*TASK DIRECTIONS:* Transcribe each entry below exactly. Pictures do not go in the copy.

# Start of SOURCE DATA

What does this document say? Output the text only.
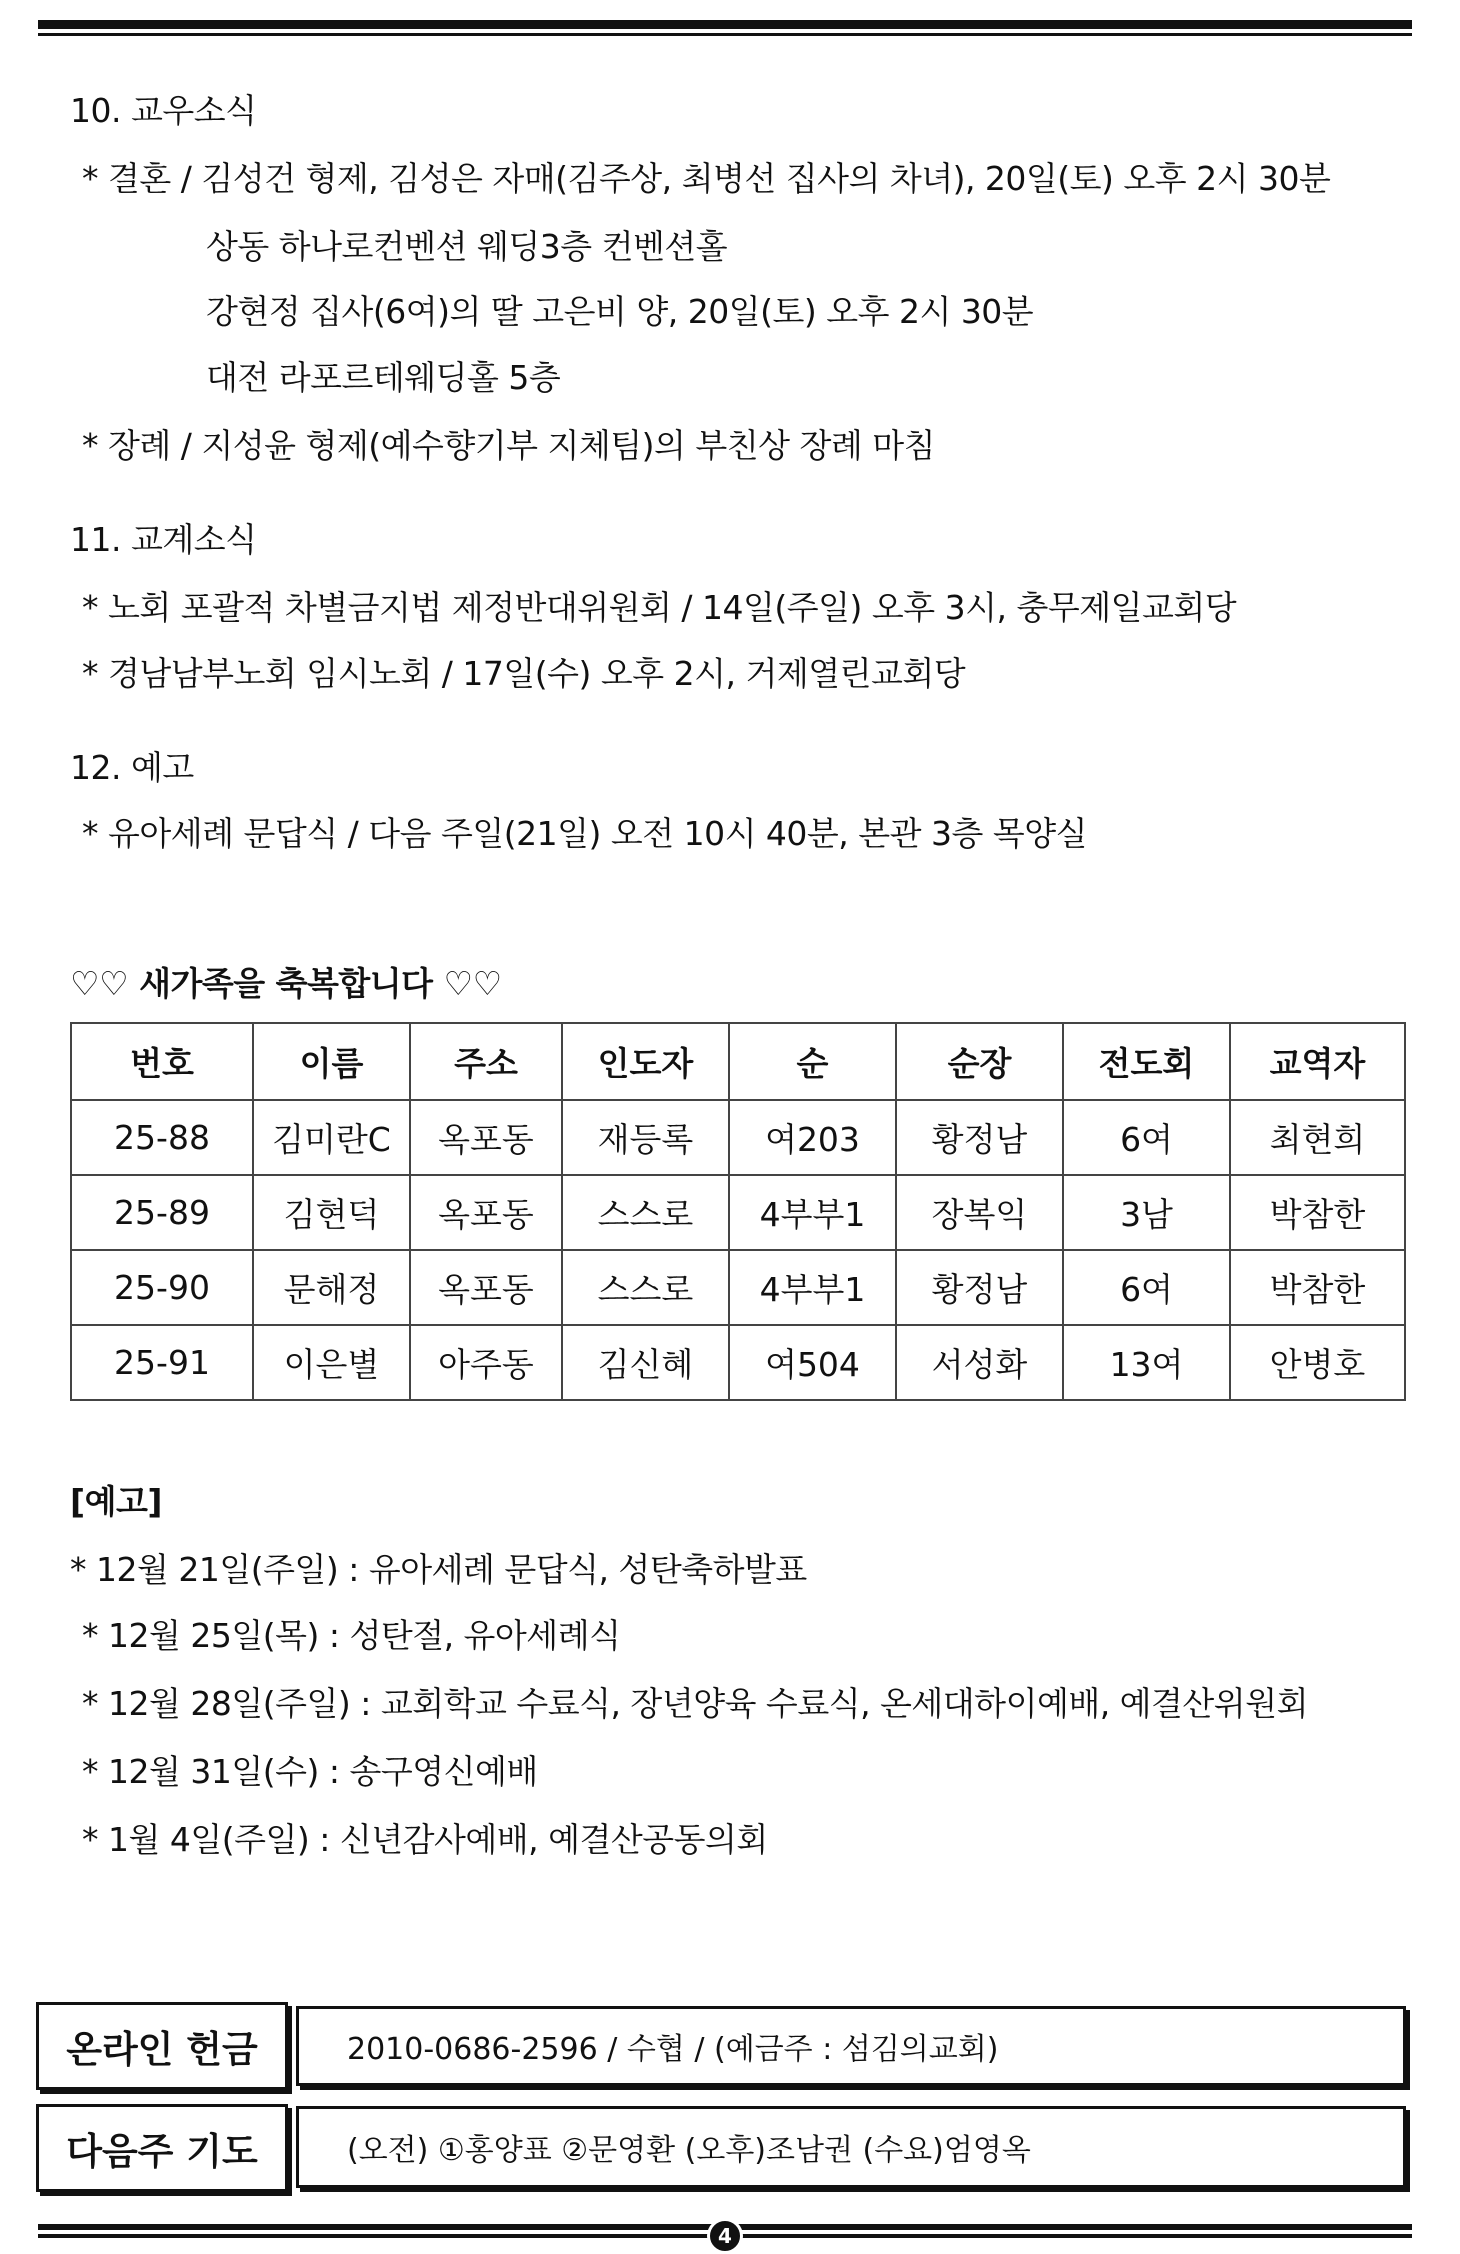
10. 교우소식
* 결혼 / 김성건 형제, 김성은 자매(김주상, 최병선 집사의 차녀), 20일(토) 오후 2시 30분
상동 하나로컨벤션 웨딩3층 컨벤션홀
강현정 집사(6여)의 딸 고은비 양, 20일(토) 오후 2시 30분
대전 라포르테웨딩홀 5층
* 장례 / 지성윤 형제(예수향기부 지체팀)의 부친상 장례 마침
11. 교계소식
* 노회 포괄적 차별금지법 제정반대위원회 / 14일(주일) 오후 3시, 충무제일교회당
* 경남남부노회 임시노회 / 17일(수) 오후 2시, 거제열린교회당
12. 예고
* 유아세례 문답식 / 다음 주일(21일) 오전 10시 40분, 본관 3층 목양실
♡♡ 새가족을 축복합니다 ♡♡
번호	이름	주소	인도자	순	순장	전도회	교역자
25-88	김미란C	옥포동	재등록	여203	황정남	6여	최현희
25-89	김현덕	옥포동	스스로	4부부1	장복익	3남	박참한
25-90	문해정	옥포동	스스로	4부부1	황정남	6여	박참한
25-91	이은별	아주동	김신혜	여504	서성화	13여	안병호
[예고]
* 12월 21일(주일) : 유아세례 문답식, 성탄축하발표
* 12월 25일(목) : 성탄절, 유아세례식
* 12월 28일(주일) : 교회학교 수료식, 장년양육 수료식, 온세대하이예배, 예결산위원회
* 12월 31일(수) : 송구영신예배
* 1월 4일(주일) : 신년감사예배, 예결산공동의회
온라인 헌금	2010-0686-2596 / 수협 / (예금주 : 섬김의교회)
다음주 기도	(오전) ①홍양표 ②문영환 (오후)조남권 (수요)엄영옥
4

# End of SOURCE DATA

*SOLVED PROBLEM:*
What does this document say? Output the text only.
10. 교우소식
* 결혼 / 김성건 형제, 김성은 자매(김주상, 최병선 집사의 차녀), 20일(토) 오후 2시 30분
상동 하나로컨벤션 웨딩3층 컨벤션홀
강현정 집사(6여)의 딸 고은비 양, 20일(토) 오후 2시 30분
대전 라포르테웨딩홀 5층
* 장례 / 지성윤 형제(예수향기부 지체팀)의 부친상 장례 마침
11. 교계소식
* 노회 포괄적 차별금지법 제정반대위원회 / 14일(주일) 오후 3시, 충무제일교회당
* 경남남부노회 임시노회 / 17일(수) 오후 2시, 거제열린교회당
12. 예고
* 유아세례 문답식 / 다음 주일(21일) 오전 10시 40분, 본관 3층 목양실
♡♡ 새가족을 축복합니다 ♡♡
번호	이름	주소	인도자	순	순장	전도회	교역자
25-88	김미란C	옥포동	재등록	여203	황정남	6여	최현희
25-89	김현덕	옥포동	스스로	4부부1	장복익	3남	박참한
25-90	문해정	옥포동	스스로	4부부1	황정남	6여	박참한
25-91	이은별	아주동	김신혜	여504	서성화	13여	안병호
[예고]
* 12월 21일(주일) : 유아세례 문답식, 성탄축하발표
* 12월 25일(목) : 성탄절, 유아세례식
* 12월 28일(주일) : 교회학교 수료식, 장년양육 수료식, 온세대하이예배, 예결산위원회
* 12월 31일(수) : 송구영신예배
* 1월 4일(주일) : 신년감사예배, 예결산공동의회
온라인 헌금	2010-0686-2596 / 수협 / (예금주 : 섬김의교회)
다음주 기도	(오전) ①홍양표 ②문영환 (오후)조남권 (수요)엄영옥
4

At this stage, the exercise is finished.